» **DIRECTIONS**
Go through the entries and count the lines with the string "Generic" in them. Give only that number.

[Data listing]
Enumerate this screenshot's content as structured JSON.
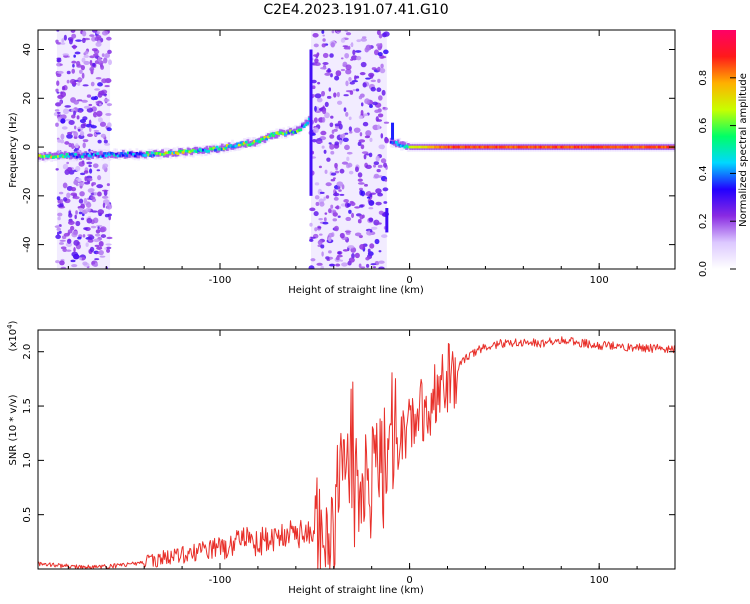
{
  "title": "C2E4.2023.191.07.41.G10",
  "chart_data": [
    {
      "type": "heatmap",
      "xlabel": "Height of straight line (km)",
      "ylabel": "Frequency (Hz)",
      "xlim": [
        -196,
        140
      ],
      "ylim": [
        -50,
        48
      ],
      "x_ticks": [
        -100,
        0,
        100
      ],
      "y_ticks": [
        -40,
        -20,
        0,
        20,
        40
      ],
      "colorbar": {
        "label": "Normalized spectral amplitude",
        "range": [
          0,
          1
        ],
        "ticks": [
          "0.0",
          "0.2",
          "0.4",
          "0.6",
          "0.8"
        ],
        "colors": [
          "#ffffff",
          "#dcc8ff",
          "#8a2be2",
          "#2200ff",
          "#00d8ff",
          "#00ff66",
          "#c8ff00",
          "#ffb000",
          "#ff1a1a",
          "#ff0066"
        ]
      },
      "ridge": [
        {
          "x": -196,
          "y": -4,
          "amp": 0.75
        },
        {
          "x": -185,
          "y": -3.5,
          "amp": 0.5
        },
        {
          "x": -170,
          "y": -3.5,
          "amp": 0.35
        },
        {
          "x": -155,
          "y": -3,
          "amp": 0.45
        },
        {
          "x": -140,
          "y": -3,
          "amp": 0.5
        },
        {
          "x": -125,
          "y": -2.5,
          "amp": 0.6
        },
        {
          "x": -110,
          "y": -1.5,
          "amp": 0.5
        },
        {
          "x": -100,
          "y": -0.5,
          "amp": 0.55
        },
        {
          "x": -90,
          "y": 1,
          "amp": 0.55
        },
        {
          "x": -80,
          "y": 2,
          "amp": 0.6
        },
        {
          "x": -72,
          "y": 5,
          "amp": 0.55
        },
        {
          "x": -65,
          "y": 6,
          "amp": 0.55
        },
        {
          "x": -58,
          "y": 7,
          "amp": 0.45
        },
        {
          "x": -52,
          "y": 12,
          "amp": 0.3
        },
        {
          "x": -8,
          "y": 2,
          "amp": 0.3
        },
        {
          "x": 0,
          "y": 0,
          "amp": 0.65
        },
        {
          "x": 20,
          "y": 0,
          "amp": 0.85
        },
        {
          "x": 50,
          "y": 0,
          "amp": 0.85
        },
        {
          "x": 80,
          "y": 0,
          "amp": 0.85
        },
        {
          "x": 110,
          "y": 0,
          "amp": 0.85
        },
        {
          "x": 140,
          "y": 0,
          "amp": 0.85
        }
      ],
      "noise_bands": [
        {
          "x_from": -186,
          "x_to": -158,
          "amp": 0.25
        },
        {
          "x_from": -52,
          "x_to": -12,
          "amp": 0.25
        }
      ]
    },
    {
      "type": "line",
      "xlabel": "Height of straight line (km)",
      "ylabel": "SNR (10 * v/v)",
      "y_multiplier": "(x10",
      "y_multiplier_exp": "4",
      "y_multiplier_close": ")",
      "xlim": [
        -196,
        140
      ],
      "ylim": [
        0,
        2.2
      ],
      "x_ticks": [
        -100,
        0,
        100
      ],
      "y_ticks": [
        "0.5",
        "1.0",
        "1.5",
        "2.0"
      ],
      "color": "#e8302a",
      "series": [
        {
          "x": [
            -196,
            -185,
            -175,
            -165,
            -155,
            -145,
            -135,
            -125,
            -115,
            -105,
            -95,
            -90,
            -87,
            -85,
            -80,
            -70,
            -60,
            -50,
            -42,
            -38,
            -35,
            -30,
            -25,
            -20,
            -15,
            -10,
            -5,
            0,
            5,
            10,
            15,
            20,
            25,
            30,
            35,
            40,
            50,
            60,
            70,
            80,
            85,
            90,
            100,
            110,
            120,
            130,
            140
          ],
          "y": [
            0.05,
            0.03,
            0.02,
            0.02,
            0.03,
            0.05,
            0.08,
            0.12,
            0.15,
            0.18,
            0.2,
            0.25,
            0.3,
            0.25,
            0.25,
            0.3,
            0.3,
            0.3,
            0.4,
            0.6,
            0.7,
            0.7,
            0.8,
            0.8,
            0.9,
            1.0,
            1.2,
            1.35,
            1.45,
            1.55,
            1.65,
            1.75,
            1.85,
            1.95,
            2.0,
            2.05,
            2.08,
            2.08,
            2.08,
            2.1,
            2.1,
            2.08,
            2.06,
            2.05,
            2.04,
            2.03,
            2.02
          ]
        }
      ]
    }
  ]
}
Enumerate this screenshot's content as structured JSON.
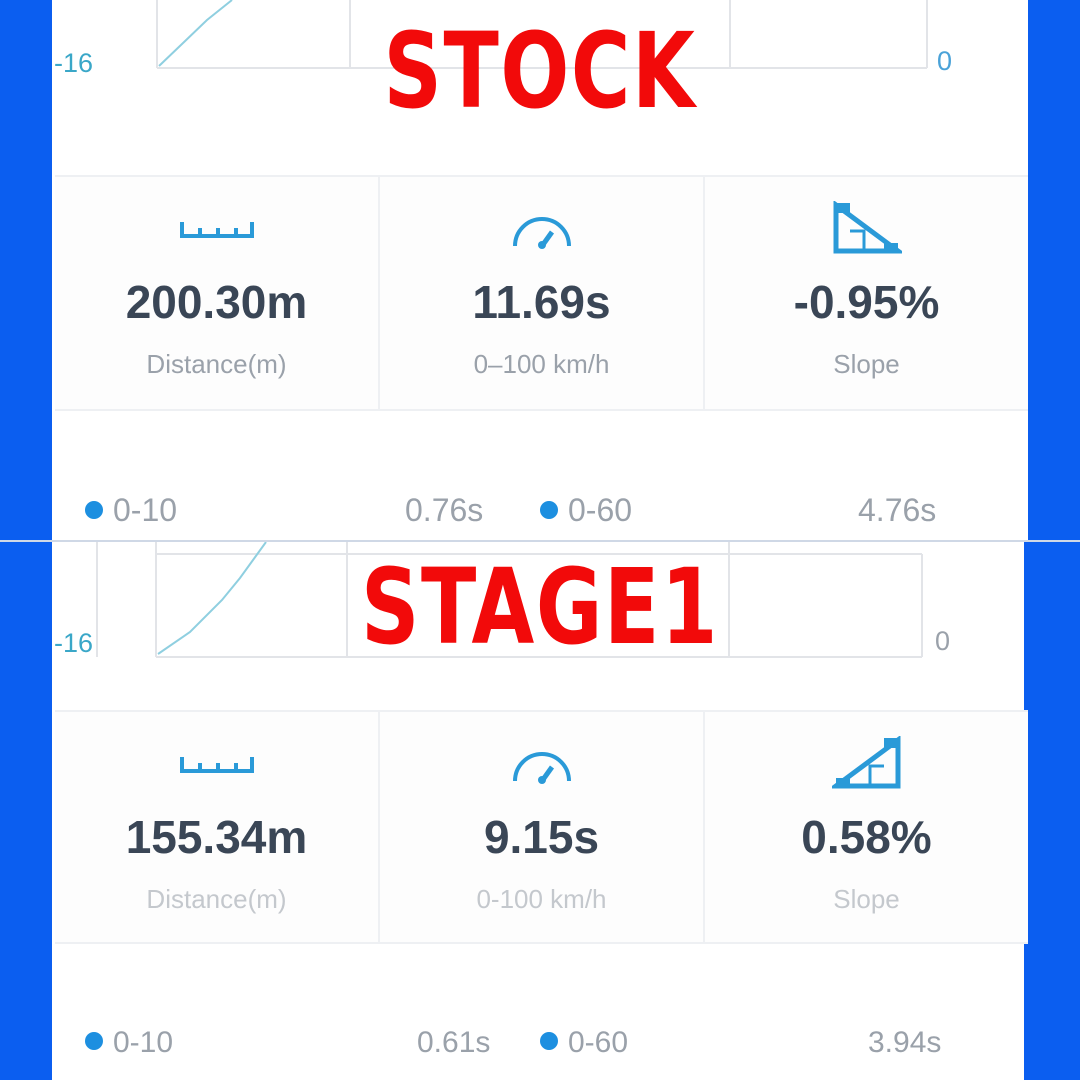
{
  "colors": {
    "side": "#0b5ef0",
    "stamp": "#f20a0a",
    "accent": "#2a9ad8"
  },
  "stock": {
    "stamp": "STOCK",
    "axis_left": "-16",
    "axis_right": "0",
    "stats": [
      {
        "icon": "ruler-icon",
        "value": "200.30m",
        "label": "Distance(m)"
      },
      {
        "icon": "speedometer-icon",
        "value": "11.69s",
        "label": "0–100 km/h"
      },
      {
        "icon": "slope-down-icon",
        "value": "-0.95%",
        "label": "Slope"
      }
    ],
    "legend": [
      {
        "label": "0-10",
        "value": "0.76s"
      },
      {
        "label": "0-60",
        "value": "4.76s"
      }
    ]
  },
  "stage1": {
    "stamp": "STAGE1",
    "axis_left": "-16",
    "axis_right": "0",
    "stats": [
      {
        "icon": "ruler-icon",
        "value": "155.34m",
        "label": "Distance(m)"
      },
      {
        "icon": "speedometer-icon",
        "value": "9.15s",
        "label": "0-100 km/h"
      },
      {
        "icon": "slope-up-icon",
        "value": "0.58%",
        "label": "Slope"
      }
    ],
    "legend": [
      {
        "label": "0-10",
        "value": "0.61s"
      },
      {
        "label": "0-60",
        "value": "3.94s"
      }
    ]
  }
}
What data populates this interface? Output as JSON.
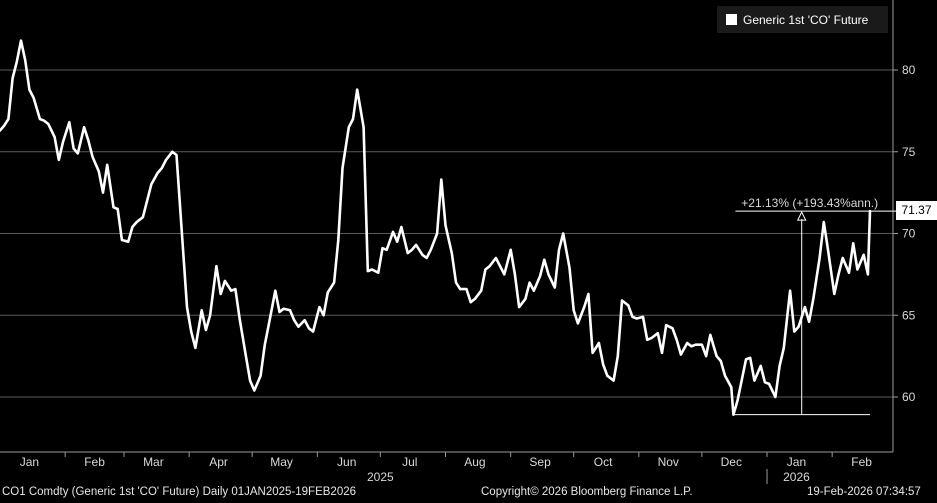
{
  "legend": {
    "series_name": "Generic 1st 'CO' Future",
    "color": "#ffffff"
  },
  "footer": {
    "left": "CO1 Comdty (Generic 1st 'CO' Future) Daily 01JAN2025-19FEB2026",
    "center": "Copyright© 2026 Bloomberg Finance L.P.",
    "right": "19-Feb-2026 07:34:57"
  },
  "chart_data": {
    "type": "line",
    "y_ticks": [
      60,
      65,
      70,
      75,
      80
    ],
    "ylim": [
      57.5,
      83
    ],
    "x_labels": [
      {
        "label": "Jan",
        "date": "2025-01-15"
      },
      {
        "label": "Feb",
        "date": "2025-02-15"
      },
      {
        "label": "Mar",
        "date": "2025-03-15"
      },
      {
        "label": "Apr",
        "date": "2025-04-15"
      },
      {
        "label": "May",
        "date": "2025-05-15"
      },
      {
        "label": "Jun",
        "date": "2025-06-15"
      },
      {
        "label": "Jul",
        "date": "2025-07-15"
      },
      {
        "label": "Aug",
        "date": "2025-08-15"
      },
      {
        "label": "Sep",
        "date": "2025-09-15"
      },
      {
        "label": "Oct",
        "date": "2025-10-15"
      },
      {
        "label": "Nov",
        "date": "2025-11-15"
      },
      {
        "label": "Dec",
        "date": "2025-12-15"
      },
      {
        "label": "Jan",
        "date": "2026-01-15"
      },
      {
        "label": "Feb",
        "date": "2026-02-15"
      }
    ],
    "year_labels": [
      {
        "label": "2025",
        "date": "2025-07-01"
      },
      {
        "label": "2026",
        "date": "2026-01-15"
      }
    ],
    "xlim": [
      "2025-01-01",
      "2026-02-24"
    ],
    "last_value": "71.37",
    "annotation": {
      "text": "+21.13% (+193.43%ann.)",
      "from": {
        "date": "2025-12-16",
        "value": 58.92
      },
      "to": {
        "date": "2026-02-19",
        "value": 71.37
      }
    },
    "series": [
      {
        "color": "#ffffff",
        "points": [
          [
            "2025-01-01",
            76.3
          ],
          [
            "2025-01-03",
            76.6
          ],
          [
            "2025-01-05",
            77.0
          ],
          [
            "2025-01-07",
            79.5
          ],
          [
            "2025-01-09",
            80.5
          ],
          [
            "2025-01-11",
            81.8
          ],
          [
            "2025-01-13",
            80.6
          ],
          [
            "2025-01-15",
            78.8
          ],
          [
            "2025-01-17",
            78.3
          ],
          [
            "2025-01-20",
            77.0
          ],
          [
            "2025-01-22",
            76.9
          ],
          [
            "2025-01-24",
            76.7
          ],
          [
            "2025-01-27",
            75.9
          ],
          [
            "2025-01-29",
            74.5
          ],
          [
            "2025-01-31",
            75.6
          ],
          [
            "2025-02-03",
            76.8
          ],
          [
            "2025-02-05",
            75.2
          ],
          [
            "2025-02-07",
            74.9
          ],
          [
            "2025-02-10",
            76.5
          ],
          [
            "2025-02-12",
            75.7
          ],
          [
            "2025-02-14",
            74.7
          ],
          [
            "2025-02-17",
            73.8
          ],
          [
            "2025-02-19",
            72.5
          ],
          [
            "2025-02-21",
            74.2
          ],
          [
            "2025-02-24",
            71.6
          ],
          [
            "2025-02-26",
            71.5
          ],
          [
            "2025-02-28",
            69.6
          ],
          [
            "2025-03-03",
            69.5
          ],
          [
            "2025-03-05",
            70.4
          ],
          [
            "2025-03-07",
            70.7
          ],
          [
            "2025-03-10",
            71.0
          ],
          [
            "2025-03-12",
            72.0
          ],
          [
            "2025-03-14",
            73.0
          ],
          [
            "2025-03-17",
            73.7
          ],
          [
            "2025-03-19",
            74.0
          ],
          [
            "2025-03-21",
            74.5
          ],
          [
            "2025-03-24",
            75.0
          ],
          [
            "2025-03-26",
            74.8
          ],
          [
            "2025-03-31",
            65.5
          ],
          [
            "2025-04-02",
            64.0
          ],
          [
            "2025-04-04",
            63.0
          ],
          [
            "2025-04-07",
            65.3
          ],
          [
            "2025-04-09",
            64.1
          ],
          [
            "2025-04-11",
            65.0
          ],
          [
            "2025-04-14",
            68.0
          ],
          [
            "2025-04-16",
            66.3
          ],
          [
            "2025-04-18",
            67.1
          ],
          [
            "2025-04-21",
            66.5
          ],
          [
            "2025-04-23",
            66.6
          ],
          [
            "2025-04-25",
            64.8
          ],
          [
            "2025-04-28",
            62.5
          ],
          [
            "2025-04-30",
            61.0
          ],
          [
            "2025-05-02",
            60.4
          ],
          [
            "2025-05-05",
            61.3
          ],
          [
            "2025-05-07",
            63.2
          ],
          [
            "2025-05-09",
            64.5
          ],
          [
            "2025-05-12",
            66.5
          ],
          [
            "2025-05-14",
            65.2
          ],
          [
            "2025-05-16",
            65.4
          ],
          [
            "2025-05-19",
            65.3
          ],
          [
            "2025-05-21",
            64.7
          ],
          [
            "2025-05-23",
            64.3
          ],
          [
            "2025-05-26",
            64.7
          ],
          [
            "2025-05-28",
            64.2
          ],
          [
            "2025-05-30",
            64.0
          ],
          [
            "2025-06-02",
            65.5
          ],
          [
            "2025-06-04",
            65.0
          ],
          [
            "2025-06-06",
            66.4
          ],
          [
            "2025-06-09",
            67.0
          ],
          [
            "2025-06-11",
            69.6
          ],
          [
            "2025-06-13",
            74.0
          ],
          [
            "2025-06-16",
            76.5
          ],
          [
            "2025-06-18",
            77.0
          ],
          [
            "2025-06-20",
            78.8
          ],
          [
            "2025-06-23",
            76.5
          ],
          [
            "2025-06-25",
            67.7
          ],
          [
            "2025-06-27",
            67.8
          ],
          [
            "2025-06-30",
            67.6
          ],
          [
            "2025-07-02",
            69.1
          ],
          [
            "2025-07-04",
            69.0
          ],
          [
            "2025-07-07",
            70.1
          ],
          [
            "2025-07-09",
            69.5
          ],
          [
            "2025-07-11",
            70.4
          ],
          [
            "2025-07-14",
            68.8
          ],
          [
            "2025-07-16",
            69.0
          ],
          [
            "2025-07-18",
            69.3
          ],
          [
            "2025-07-21",
            68.7
          ],
          [
            "2025-07-23",
            68.5
          ],
          [
            "2025-07-25",
            69.0
          ],
          [
            "2025-07-28",
            70.0
          ],
          [
            "2025-07-30",
            73.3
          ],
          [
            "2025-08-01",
            70.5
          ],
          [
            "2025-08-04",
            68.8
          ],
          [
            "2025-08-06",
            67.0
          ],
          [
            "2025-08-08",
            66.6
          ],
          [
            "2025-08-11",
            66.6
          ],
          [
            "2025-08-13",
            65.8
          ],
          [
            "2025-08-15",
            66.0
          ],
          [
            "2025-08-18",
            66.5
          ],
          [
            "2025-08-20",
            67.8
          ],
          [
            "2025-08-22",
            68.0
          ],
          [
            "2025-08-25",
            68.5
          ],
          [
            "2025-08-27",
            68.0
          ],
          [
            "2025-08-29",
            67.5
          ],
          [
            "2025-09-01",
            69.0
          ],
          [
            "2025-09-03",
            67.5
          ],
          [
            "2025-09-05",
            65.5
          ],
          [
            "2025-09-08",
            66.0
          ],
          [
            "2025-09-10",
            67.0
          ],
          [
            "2025-09-12",
            66.5
          ],
          [
            "2025-09-15",
            67.4
          ],
          [
            "2025-09-17",
            68.4
          ],
          [
            "2025-09-19",
            67.5
          ],
          [
            "2025-09-22",
            66.7
          ],
          [
            "2025-09-24",
            69.0
          ],
          [
            "2025-09-26",
            70.0
          ],
          [
            "2025-09-29",
            67.9
          ],
          [
            "2025-10-01",
            65.3
          ],
          [
            "2025-10-03",
            64.5
          ],
          [
            "2025-10-06",
            65.5
          ],
          [
            "2025-10-08",
            66.3
          ],
          [
            "2025-10-10",
            62.7
          ],
          [
            "2025-10-13",
            63.3
          ],
          [
            "2025-10-15",
            62.0
          ],
          [
            "2025-10-17",
            61.3
          ],
          [
            "2025-10-20",
            61.0
          ],
          [
            "2025-10-22",
            62.5
          ],
          [
            "2025-10-24",
            65.9
          ],
          [
            "2025-10-27",
            65.6
          ],
          [
            "2025-10-29",
            64.9
          ],
          [
            "2025-10-31",
            64.8
          ],
          [
            "2025-11-03",
            64.9
          ],
          [
            "2025-11-05",
            63.5
          ],
          [
            "2025-11-07",
            63.6
          ],
          [
            "2025-11-10",
            63.9
          ],
          [
            "2025-11-12",
            62.7
          ],
          [
            "2025-11-14",
            64.4
          ],
          [
            "2025-11-17",
            64.2
          ],
          [
            "2025-11-19",
            63.5
          ],
          [
            "2025-11-21",
            62.6
          ],
          [
            "2025-11-24",
            63.3
          ],
          [
            "2025-11-26",
            63.1
          ],
          [
            "2025-11-28",
            63.2
          ],
          [
            "2025-12-01",
            63.2
          ],
          [
            "2025-12-03",
            62.5
          ],
          [
            "2025-12-05",
            63.8
          ],
          [
            "2025-12-08",
            62.5
          ],
          [
            "2025-12-10",
            62.2
          ],
          [
            "2025-12-12",
            61.3
          ],
          [
            "2025-12-15",
            60.6
          ],
          [
            "2025-12-16",
            58.92
          ],
          [
            "2025-12-18",
            59.8
          ],
          [
            "2025-12-22",
            62.3
          ],
          [
            "2025-12-24",
            62.4
          ],
          [
            "2025-12-26",
            61.0
          ],
          [
            "2025-12-29",
            61.9
          ],
          [
            "2025-12-31",
            60.9
          ],
          [
            "2026-01-02",
            60.8
          ],
          [
            "2026-01-05",
            60.0
          ],
          [
            "2026-01-07",
            61.9
          ],
          [
            "2026-01-09",
            63.0
          ],
          [
            "2026-01-12",
            66.5
          ],
          [
            "2026-01-14",
            64.0
          ],
          [
            "2026-01-16",
            64.3
          ],
          [
            "2026-01-19",
            65.5
          ],
          [
            "2026-01-21",
            64.6
          ],
          [
            "2026-01-23",
            66.0
          ],
          [
            "2026-01-26",
            68.5
          ],
          [
            "2026-01-28",
            70.7
          ],
          [
            "2026-01-30",
            69.0
          ],
          [
            "2026-02-02",
            66.3
          ],
          [
            "2026-02-04",
            67.5
          ],
          [
            "2026-02-06",
            68.5
          ],
          [
            "2026-02-09",
            67.6
          ],
          [
            "2026-02-11",
            69.4
          ],
          [
            "2026-02-13",
            67.8
          ],
          [
            "2026-02-16",
            68.7
          ],
          [
            "2026-02-18",
            67.5
          ],
          [
            "2026-02-19",
            71.37
          ]
        ]
      }
    ]
  }
}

» **RESPONSE TO THIS EXERCISE**
2